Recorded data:
* BEGIN *

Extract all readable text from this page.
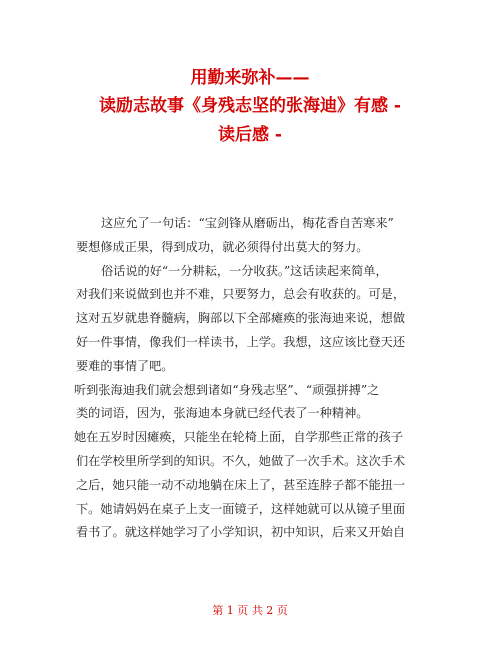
用勤来弥补——
读励志故事《身残志坚的张海迪》有感 -
读后感 -

这应允了一句话：“宝剑锋从磨砺出，梅花香自苦寒来”

要想修成正果，得到成功，就必须得付出莫大的努力。

俗话说的好“一分耕耘，一分收获。”这话读起来简单，

对我们来说做到也并不难，只要努力，总会有收获的。可是，

这对五岁就患脊髓病，胸部以下全部瘫痪的张海迪来说，想做

好一件事情，像我们一样读书，上学。我想，这应该比登天还

要难的事情了吧。

听到张海迪我们就会想到诸如“身残志坚”、“顽强拼搏”之

类的词语，因为，张海迪本身就已经代表了一种精神。

她在五岁时因瘫痪，只能坐在轮椅上面，自学那些正常的孩子

们在学校里所学到的知识。不久，她做了一次手术。这次手术

之后，她只能一动不动地躺在床上了，甚至连脖子都不能扭一

下。她请妈妈在桌子上支一面镜子，这样她就可以从镜子里面

看书了。就这样她学习了小学知识，初中知识，后来又开始自

第 1 页 共 2 页
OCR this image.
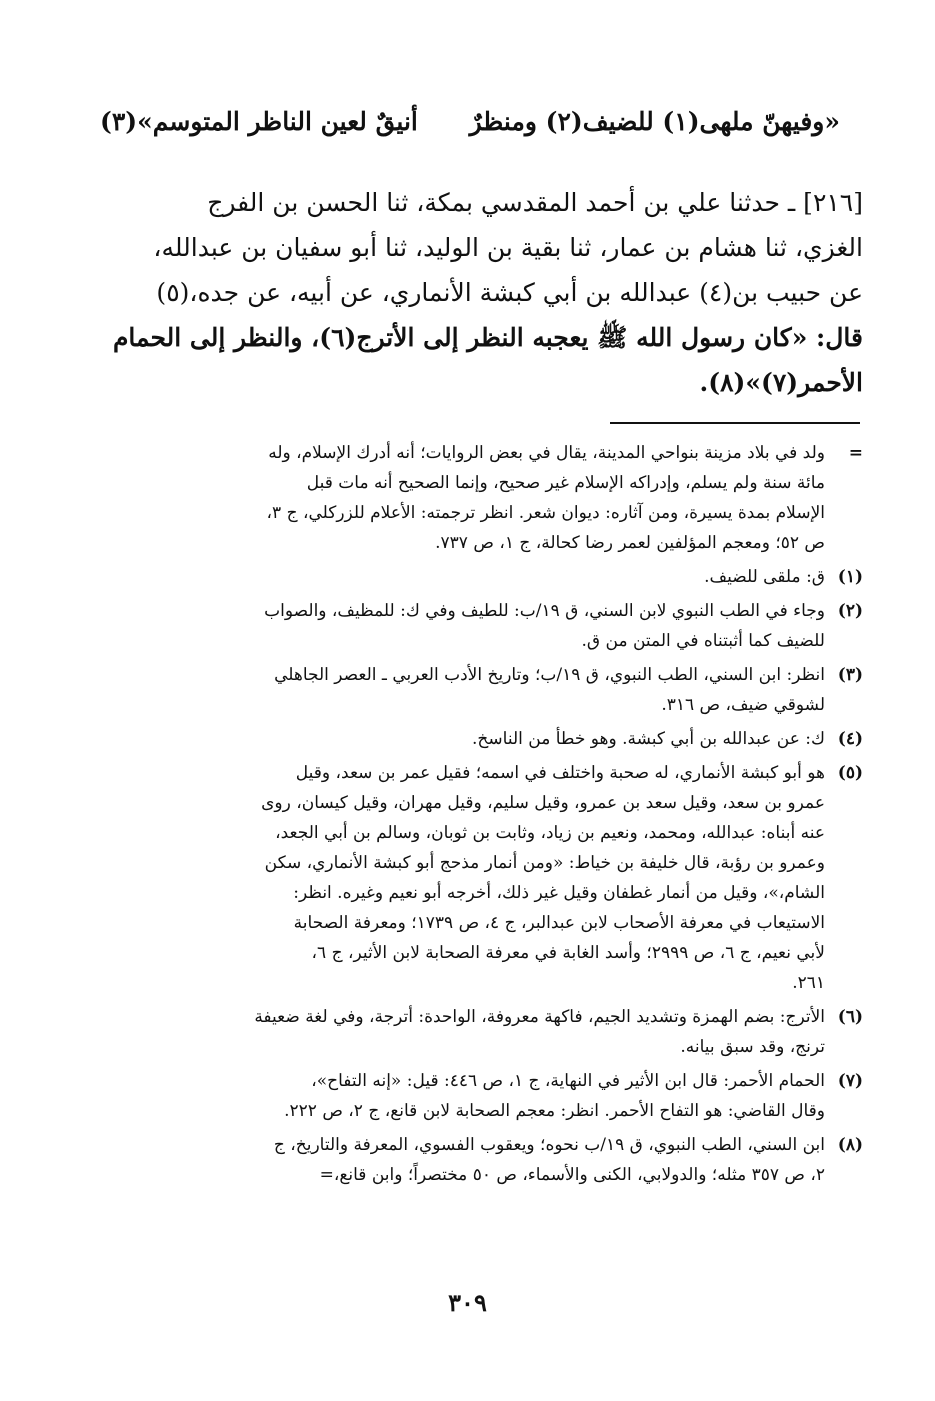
«وفيهنّ ملهى(١) للضيف(٢) ومنظرٌ
أنيقٌ لعين الناظر المتوسم»(٣)
[٢١٦] ـ حدثنا علي بن أحمد المقدسي بمكة، ثنا الحسن بن الفرج
الغزي، ثنا هشام بن عمار، ثنا بقية بن الوليد، ثنا أبو سفيان بن عبدالله،
عن حبيب بن(٤) عبدالله بن أبي كبشة الأنماري، عن أبيه، عن جده،(٥)
قال: «كان رسول الله ﷺ يعجبه النظر إلى الأترج(٦)، والنظر إلى الحمام
الأحمر(٧)»(٨).
=
ولد في بلاد مزينة بنواحي المدينة، يقال في بعض الروايات؛ أنه أدرك الإسلام، وله
مائة سنة ولم يسلم، وإدراكه الإسلام غير صحيح، وإنما الصحيح أنه مات قبل
الإسلام بمدة يسيرة، ومن آثاره: ديوان شعر. انظر ترجمته: الأعلام للزركلي، ج ٣،
ص ٥٢؛ ومعجم المؤلفين لعمر رضا كحالة، ج ١، ص ٧٣٧.
(١)
ق: ملقى للضيف.
(٢)
وجاء في الطب النبوي لابن السني، ق ١٩/ب: للطيف وفي ك: للمظيف، والصواب
للضيف كما أثبتناه في المتن من ق.
(٣)
انظر: ابن السني، الطب النبوي، ق ١٩/ب؛ وتاريخ الأدب العربي ـ العصر الجاهلي
لشوقي ضيف، ص ٣١٦.
(٤)
ك: عن عبدالله بن أبي كبشة. وهو خطأ من الناسخ.
(٥)
هو أبو كبشة الأنماري، له صحبة واختلف في اسمه؛ فقيل عمر بن سعد، وقيل
عمرو بن سعد، وقيل سعد بن عمرو، وقيل سليم، وقيل مهران، وقيل كيسان، روى
عنه أبناه: عبدالله، ومحمد، ونعيم بن زياد، وثابت بن ثوبان، وسالم بن أبي الجعد،
وعمرو بن رؤبة، قال خليفة بن خياط: «ومن أنمار مذحج أبو كبشة الأنماري، سكن
الشام،»، وقيل من أنمار غطفان وقيل غير ذلك، أخرجه أبو نعيم وغيره. انظر:
الاستيعاب في معرفة الأصحاب لابن عبدالبر، ج ٤، ص ١٧٣٩؛ ومعرفة الصحابة
لأبي نعيم، ج ٦، ص ٢٩٩٩؛ وأسد الغابة في معرفة الصحابة لابن الأثير، ج ٦،
٢٦١.
(٦)
الأترج: بضم الهمزة وتشديد الجيم، فاكهة معروفة، الواحدة: أترجة، وفي لغة ضعيفة
ترنج، وقد سبق بيانه.
(٧)
الحمام الأحمر: قال ابن الأثير في النهاية، ج ١، ص ٤٤٦: قيل: «إنه التفاح»،
وقال القاضي: هو التفاح الأحمر. انظر: معجم الصحابة لابن قانع، ج ٢، ص ٢٢٢.
(٨)
ابن السني، الطب النبوي، ق ١٩/ب نحوه؛ ويعقوب الفسوي، المعرفة والتاريخ، ج
٢، ص ٣٥٧ مثله؛ والدولابي، الكنى والأسماء، ص ٥٠ مختصراً؛ وابن قانع،=
٣٠٩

* END *

EXERCISE OBJECTIVE: Search the records for the string "انظر" and return every line in which it occurs.

RESPONSE BELOW:
الإسلام بمدة يسيرة، ومن آثاره: ديوان شعر. انظر ترجمته: الأعلام للزركلي، ج ٣،
انظر: ابن السني، الطب النبوي، ق ١٩/ب؛ وتاريخ الأدب العربي ـ العصر الجاهلي
الشام،»، وقيل من أنمار غطفان وقيل غير ذلك، أخرجه أبو نعيم وغيره. انظر:
وقال القاضي: هو التفاح الأحمر. انظر: معجم الصحابة لابن قانع، ج ٢، ص ٢٢٢.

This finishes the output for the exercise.